What is asked:
Without the pictures, can you quote each line below exactly?

Saved entries:
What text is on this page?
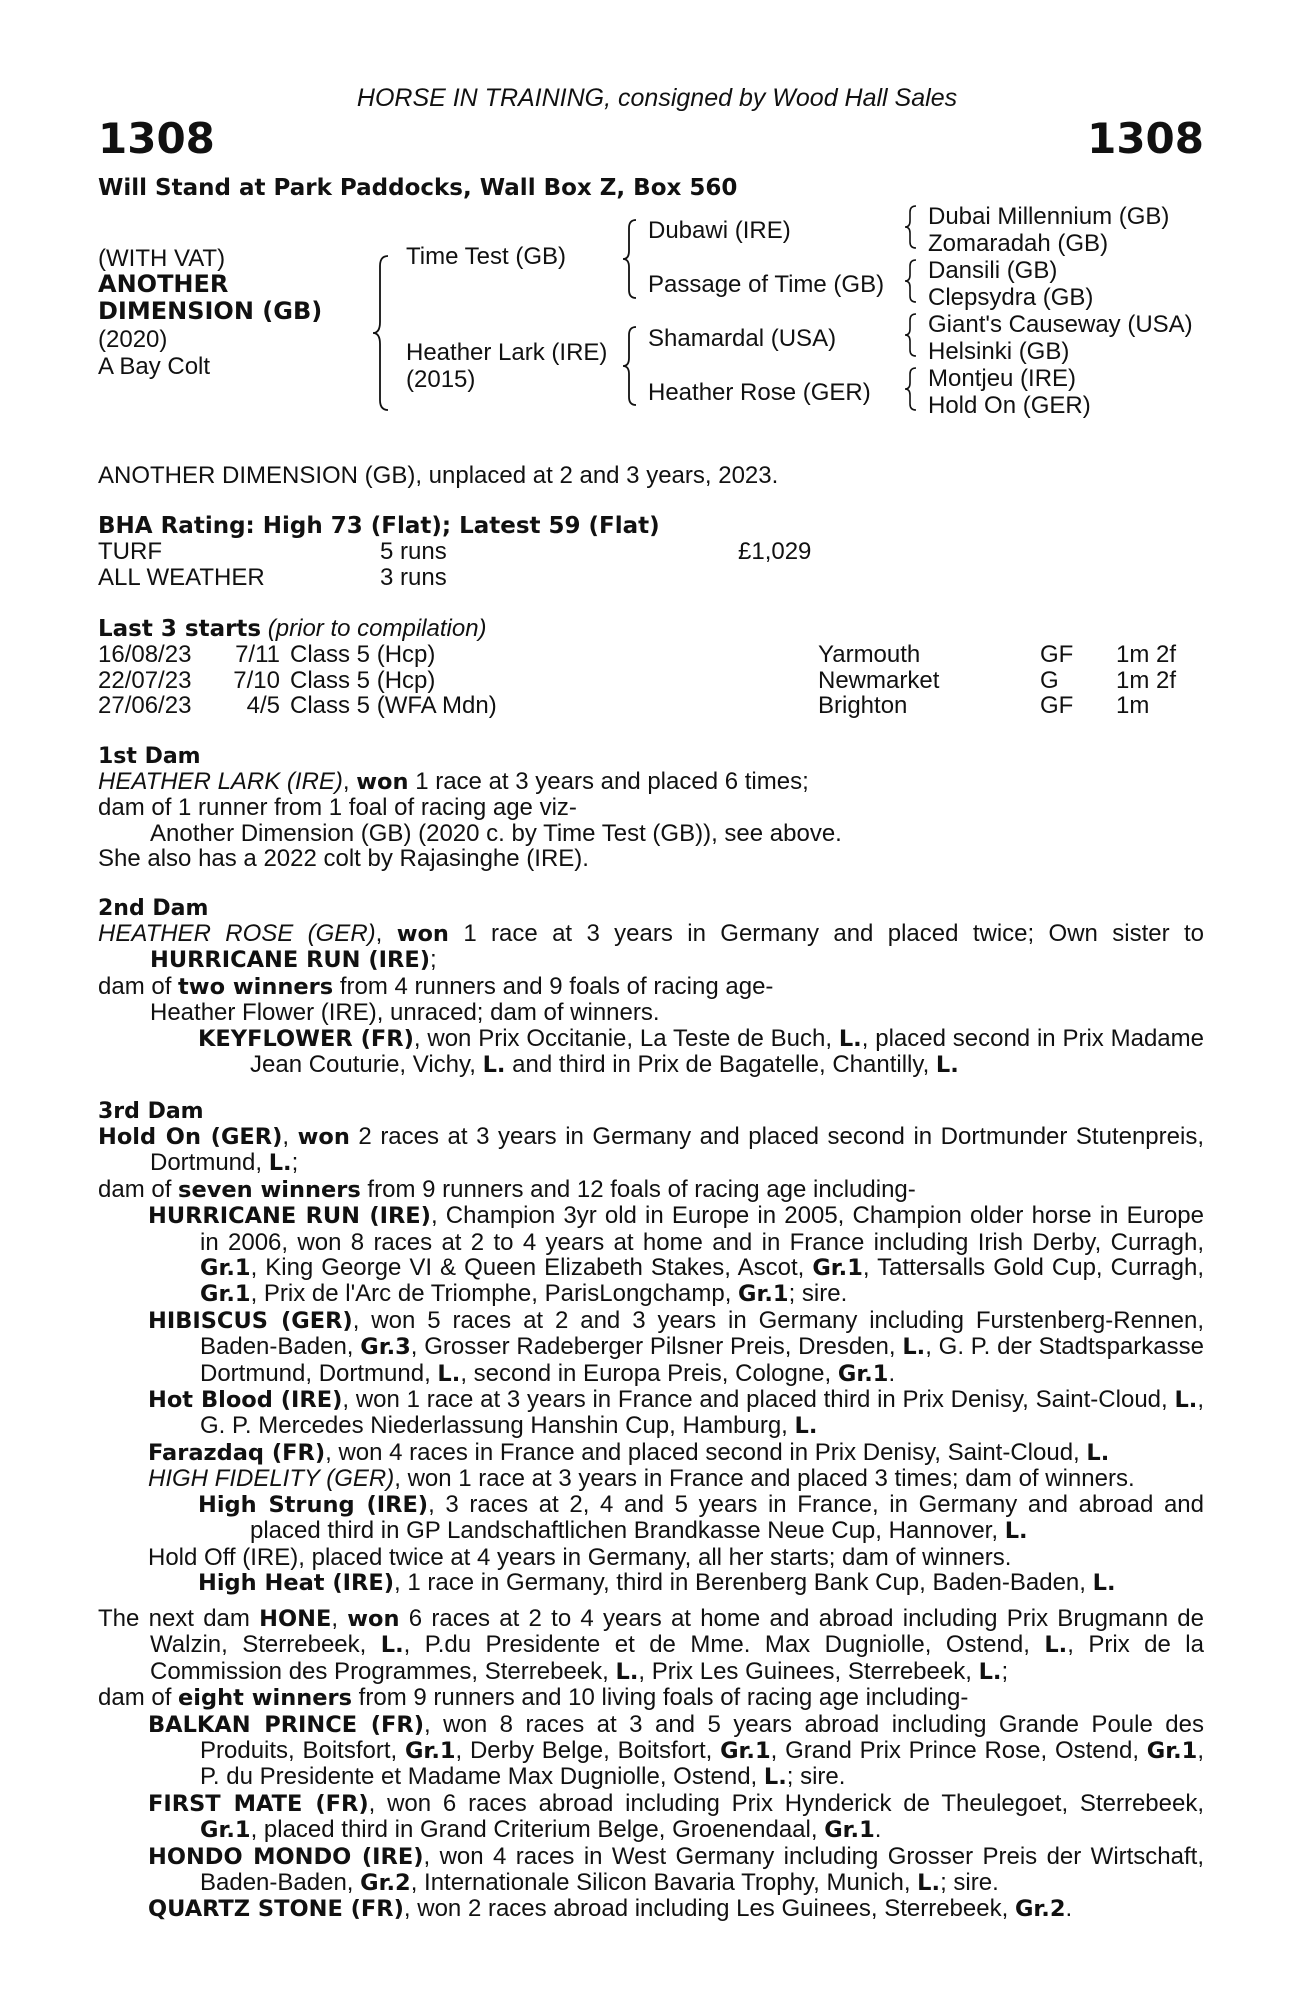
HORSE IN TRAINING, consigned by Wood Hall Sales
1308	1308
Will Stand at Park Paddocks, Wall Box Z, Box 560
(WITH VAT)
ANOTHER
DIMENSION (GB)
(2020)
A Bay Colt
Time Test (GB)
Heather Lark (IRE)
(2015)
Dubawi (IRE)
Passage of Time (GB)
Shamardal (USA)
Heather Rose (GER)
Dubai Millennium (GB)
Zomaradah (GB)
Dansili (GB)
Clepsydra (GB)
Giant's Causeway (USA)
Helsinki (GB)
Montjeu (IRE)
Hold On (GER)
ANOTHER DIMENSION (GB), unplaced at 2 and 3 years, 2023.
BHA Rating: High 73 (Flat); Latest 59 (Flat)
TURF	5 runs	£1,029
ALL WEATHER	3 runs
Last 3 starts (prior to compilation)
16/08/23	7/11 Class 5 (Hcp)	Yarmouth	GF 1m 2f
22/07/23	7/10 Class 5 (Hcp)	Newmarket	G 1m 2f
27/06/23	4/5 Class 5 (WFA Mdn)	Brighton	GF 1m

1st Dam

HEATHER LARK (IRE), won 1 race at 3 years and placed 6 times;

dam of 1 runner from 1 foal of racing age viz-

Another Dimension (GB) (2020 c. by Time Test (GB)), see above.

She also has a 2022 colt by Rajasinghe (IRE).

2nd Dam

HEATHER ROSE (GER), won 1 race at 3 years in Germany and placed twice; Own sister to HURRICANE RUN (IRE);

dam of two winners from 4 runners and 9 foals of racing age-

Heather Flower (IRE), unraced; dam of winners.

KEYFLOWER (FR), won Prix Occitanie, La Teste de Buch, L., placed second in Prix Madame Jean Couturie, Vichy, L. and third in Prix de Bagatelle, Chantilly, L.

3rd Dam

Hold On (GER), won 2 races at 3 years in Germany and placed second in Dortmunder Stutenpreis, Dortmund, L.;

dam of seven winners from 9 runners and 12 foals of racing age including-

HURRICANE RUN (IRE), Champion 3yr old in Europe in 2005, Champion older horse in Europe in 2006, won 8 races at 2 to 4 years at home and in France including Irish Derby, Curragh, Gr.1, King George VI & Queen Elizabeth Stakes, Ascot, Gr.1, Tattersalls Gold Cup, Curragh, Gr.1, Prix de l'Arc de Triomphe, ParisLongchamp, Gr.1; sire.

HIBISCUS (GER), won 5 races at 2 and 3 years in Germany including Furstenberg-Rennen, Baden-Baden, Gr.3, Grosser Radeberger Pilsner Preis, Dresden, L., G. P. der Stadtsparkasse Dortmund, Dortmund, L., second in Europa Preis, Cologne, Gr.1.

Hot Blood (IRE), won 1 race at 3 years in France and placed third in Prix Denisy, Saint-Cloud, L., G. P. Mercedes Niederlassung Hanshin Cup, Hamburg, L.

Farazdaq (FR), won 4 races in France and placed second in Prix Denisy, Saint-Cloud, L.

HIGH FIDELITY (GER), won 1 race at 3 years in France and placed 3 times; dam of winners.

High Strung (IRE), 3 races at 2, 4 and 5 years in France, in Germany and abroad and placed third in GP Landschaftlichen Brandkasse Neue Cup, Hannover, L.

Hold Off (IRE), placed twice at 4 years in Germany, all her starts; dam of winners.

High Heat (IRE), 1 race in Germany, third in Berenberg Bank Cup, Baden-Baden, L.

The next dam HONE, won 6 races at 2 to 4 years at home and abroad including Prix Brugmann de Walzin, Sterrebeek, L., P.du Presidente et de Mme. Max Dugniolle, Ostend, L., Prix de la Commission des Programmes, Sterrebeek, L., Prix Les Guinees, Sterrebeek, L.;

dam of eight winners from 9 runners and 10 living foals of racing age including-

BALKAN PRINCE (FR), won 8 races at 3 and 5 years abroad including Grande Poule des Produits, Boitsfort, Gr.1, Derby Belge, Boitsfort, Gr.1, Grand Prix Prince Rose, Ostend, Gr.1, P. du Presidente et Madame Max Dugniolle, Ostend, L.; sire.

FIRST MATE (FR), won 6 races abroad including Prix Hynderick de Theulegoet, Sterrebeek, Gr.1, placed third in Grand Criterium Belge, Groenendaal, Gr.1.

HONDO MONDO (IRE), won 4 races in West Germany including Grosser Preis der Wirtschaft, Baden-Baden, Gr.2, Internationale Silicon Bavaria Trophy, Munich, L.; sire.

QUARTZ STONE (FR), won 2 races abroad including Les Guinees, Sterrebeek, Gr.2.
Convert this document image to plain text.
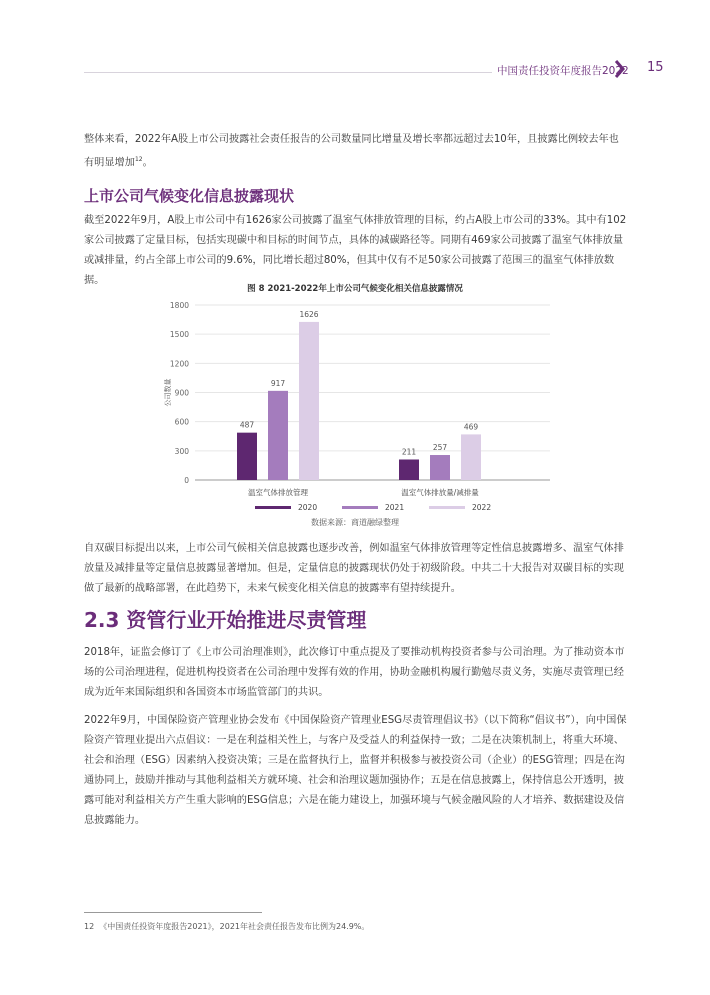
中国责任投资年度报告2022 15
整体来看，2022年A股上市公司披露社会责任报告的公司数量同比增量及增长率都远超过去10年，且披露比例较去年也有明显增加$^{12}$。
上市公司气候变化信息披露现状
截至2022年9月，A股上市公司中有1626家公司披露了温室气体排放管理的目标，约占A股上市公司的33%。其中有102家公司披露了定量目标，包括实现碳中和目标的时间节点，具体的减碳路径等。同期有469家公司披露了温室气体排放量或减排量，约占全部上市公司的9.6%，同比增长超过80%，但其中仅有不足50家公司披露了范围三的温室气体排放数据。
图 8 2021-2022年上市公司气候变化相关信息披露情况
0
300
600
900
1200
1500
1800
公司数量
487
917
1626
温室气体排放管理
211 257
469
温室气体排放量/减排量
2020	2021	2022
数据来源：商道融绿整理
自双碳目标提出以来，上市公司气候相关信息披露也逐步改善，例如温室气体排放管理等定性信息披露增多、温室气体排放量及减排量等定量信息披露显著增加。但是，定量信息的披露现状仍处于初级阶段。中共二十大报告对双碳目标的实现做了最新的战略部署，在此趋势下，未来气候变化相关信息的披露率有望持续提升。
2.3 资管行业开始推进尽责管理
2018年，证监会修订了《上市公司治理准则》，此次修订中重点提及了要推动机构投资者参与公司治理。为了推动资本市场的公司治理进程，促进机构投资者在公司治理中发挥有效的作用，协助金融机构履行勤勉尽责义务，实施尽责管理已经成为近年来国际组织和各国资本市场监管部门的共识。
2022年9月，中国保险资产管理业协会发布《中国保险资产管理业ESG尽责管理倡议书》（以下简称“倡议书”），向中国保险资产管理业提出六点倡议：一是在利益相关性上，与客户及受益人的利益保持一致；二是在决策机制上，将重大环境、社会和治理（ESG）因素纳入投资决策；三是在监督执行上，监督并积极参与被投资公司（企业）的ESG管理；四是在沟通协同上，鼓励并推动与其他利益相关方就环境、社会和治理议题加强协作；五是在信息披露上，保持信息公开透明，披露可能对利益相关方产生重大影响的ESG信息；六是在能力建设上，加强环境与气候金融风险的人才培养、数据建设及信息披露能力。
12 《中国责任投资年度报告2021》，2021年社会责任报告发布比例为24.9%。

Output of the exercise:
What text is on this page?
HORSE IN TRAINING, consigned by Wood Hall Sales
1308	1308
Will Stand at Park Paddocks, Wall Box Z, Box 560
(WITH VAT)
ANOTHER
DIMENSION (GB)
(2020)
A Bay Colt
Time Test (GB)
Heather Lark (IRE)
(2015)
Dubawi (IRE)
Passage of Time (GB)
Shamardal (USA)
Heather Rose (GER)
Dubai Millennium (GB)
Zomaradah (GB)
Dansili (GB)
Clepsydra (GB)
Giant's Causeway (USA)
Helsinki (GB)
Montjeu (IRE)
Hold On (GER)
ANOTHER DIMENSION (GB), unplaced at 2 and 3 years, 2023.
BHA Rating: High 73 (Flat); Latest 59 (Flat)
TURF	5 runs	£1,029
ALL WEATHER	3 runs
Last 3 starts (prior to compilation)
16/08/23	7/11 Class 5 (Hcp)	Yarmouth	GF 1m 2f
22/07/23	7/10 Class 5 (Hcp)	Newmarket	G 1m 2f
27/06/23	4/5 Class 5 (WFA Mdn)	Brighton	GF 1m

1st Dam

HEATHER LARK (IRE), won 1 race at 3 years and placed 6 times;

dam of 1 runner from 1 foal of racing age viz-

Another Dimension (GB) (2020 c. by Time Test (GB)), see above.

She also has a 2022 colt by Rajasinghe (IRE).

2nd Dam

HEATHER ROSE (GER), won 1 race at 3 years in Germany and placed twice; Own sister to HURRICANE RUN (IRE);

dam of two winners from 4 runners and 9 foals of racing age-

Heather Flower (IRE), unraced; dam of winners.

KEYFLOWER (FR), won Prix Occitanie, La Teste de Buch, L., placed second in Prix Madame Jean Couturie, Vichy, L. and third in Prix de Bagatelle, Chantilly, L.

3rd Dam

Hold On (GER), won 2 races at 3 years in Germany and placed second in Dortmunder Stutenpreis, Dortmund, L.;

dam of seven winners from 9 runners and 12 foals of racing age including-

HURRICANE RUN (IRE), Champion 3yr old in Europe in 2005, Champion older horse in Europe in 2006, won 8 races at 2 to 4 years at home and in France including Irish Derby, Curragh, Gr.1, King George VI & Queen Elizabeth Stakes, Ascot, Gr.1, Tattersalls Gold Cup, Curragh, Gr.1, Prix de l'Arc de Triomphe, ParisLongchamp, Gr.1; sire.

HIBISCUS (GER), won 5 races at 2 and 3 years in Germany including Furstenberg-Rennen, Baden-Baden, Gr.3, Grosser Radeberger Pilsner Preis, Dresden, L., G. P. der Stadtsparkasse Dortmund, Dortmund, L., second in Europa Preis, Cologne, Gr.1.

Hot Blood (IRE), won 1 race at 3 years in France and placed third in Prix Denisy, Saint-Cloud, L., G. P. Mercedes Niederlassung Hanshin Cup, Hamburg, L.

Farazdaq (FR), won 4 races in France and placed second in Prix Denisy, Saint-Cloud, L.

HIGH FIDELITY (GER), won 1 race at 3 years in France and placed 3 times; dam of winners.

High Strung (IRE), 3 races at 2, 4 and 5 years in France, in Germany and abroad and placed third in GP Landschaftlichen Brandkasse Neue Cup, Hannover, L.

Hold Off (IRE), placed twice at 4 years in Germany, all her starts; dam of winners.

High Heat (IRE), 1 race in Germany, third in Berenberg Bank Cup, Baden-Baden, L.

The next dam HONE, won 6 races at 2 to 4 years at home and abroad including Prix Brugmann de Walzin, Sterrebeek, L., P.du Presidente et de Mme. Max Dugniolle, Ostend, L., Prix de la Commission des Programmes, Sterrebeek, L., Prix Les Guinees, Sterrebeek, L.;

dam of eight winners from 9 runners and 10 living foals of racing age including-

BALKAN PRINCE (FR), won 8 races at 3 and 5 years abroad including Grande Poule des Produits, Boitsfort, Gr.1, Derby Belge, Boitsfort, Gr.1, Grand Prix Prince Rose, Ostend, Gr.1, P. du Presidente et Madame Max Dugniolle, Ostend, L.; sire.

FIRST MATE (FR), won 6 races abroad including Prix Hynderick de Theulegoet, Sterrebeek, Gr.1, placed third in Grand Criterium Belge, Groenendaal, Gr.1.

HONDO MONDO (IRE), won 4 races in West Germany including Grosser Preis der Wirtschaft, Baden-Baden, Gr.2, Internationale Silicon Bavaria Trophy, Munich, L.; sire.

QUARTZ STONE (FR), won 2 races abroad including Les Guinees, Sterrebeek, Gr.2.
Convert this document image to plain text.
中国责任投资年度报告2022 15
整体来看，2022年A股上市公司披露社会责任报告的公司数量同比增量及增长率都远超过去10年，且披露比例较去年也有明显增加$^{12}$。
上市公司气候变化信息披露现状
截至2022年9月，A股上市公司中有1626家公司披露了温室气体排放管理的目标，约占A股上市公司的33%。其中有102家公司披露了定量目标，包括实现碳中和目标的时间节点，具体的减碳路径等。同期有469家公司披露了温室气体排放量或减排量，约占全部上市公司的9.6%，同比增长超过80%，但其中仅有不足50家公司披露了范围三的温室气体排放数据。
图 8 2021-2022年上市公司气候变化相关信息披露情况
0
300
600
900
1200
1500
1800
公司数量
487
917
1626
温室气体排放管理
211 257
469
温室气体排放量/减排量
2020	2021	2022
数据来源：商道融绿整理
自双碳目标提出以来，上市公司气候相关信息披露也逐步改善，例如温室气体排放管理等定性信息披露增多、温室气体排放量及减排量等定量信息披露显著增加。但是，定量信息的披露现状仍处于初级阶段。中共二十大报告对双碳目标的实现做了最新的战略部署，在此趋势下，未来气候变化相关信息的披露率有望持续提升。
2.3 资管行业开始推进尽责管理
2018年，证监会修订了《上市公司治理准则》，此次修订中重点提及了要推动机构投资者参与公司治理。为了推动资本市场的公司治理进程，促进机构投资者在公司治理中发挥有效的作用，协助金融机构履行勤勉尽责义务，实施尽责管理已经成为近年来国际组织和各国资本市场监管部门的共识。
2022年9月，中国保险资产管理业协会发布《中国保险资产管理业ESG尽责管理倡议书》（以下简称“倡议书”），向中国保险资产管理业提出六点倡议：一是在利益相关性上，与客户及受益人的利益保持一致；二是在决策机制上，将重大环境、社会和治理（ESG）因素纳入投资决策；三是在监督执行上，监督并积极参与被投资公司（企业）的ESG管理；四是在沟通协同上，鼓励并推动与其他利益相关方就环境、社会和治理议题加强协作；五是在信息披露上，保持信息公开透明，披露可能对利益相关方产生重大影响的ESG信息；六是在能力建设上，加强环境与气候金融风险的人才培养、数据建设及信息披露能力。
12 《中国责任投资年度报告2021》，2021年社会责任报告发布比例为24.9%。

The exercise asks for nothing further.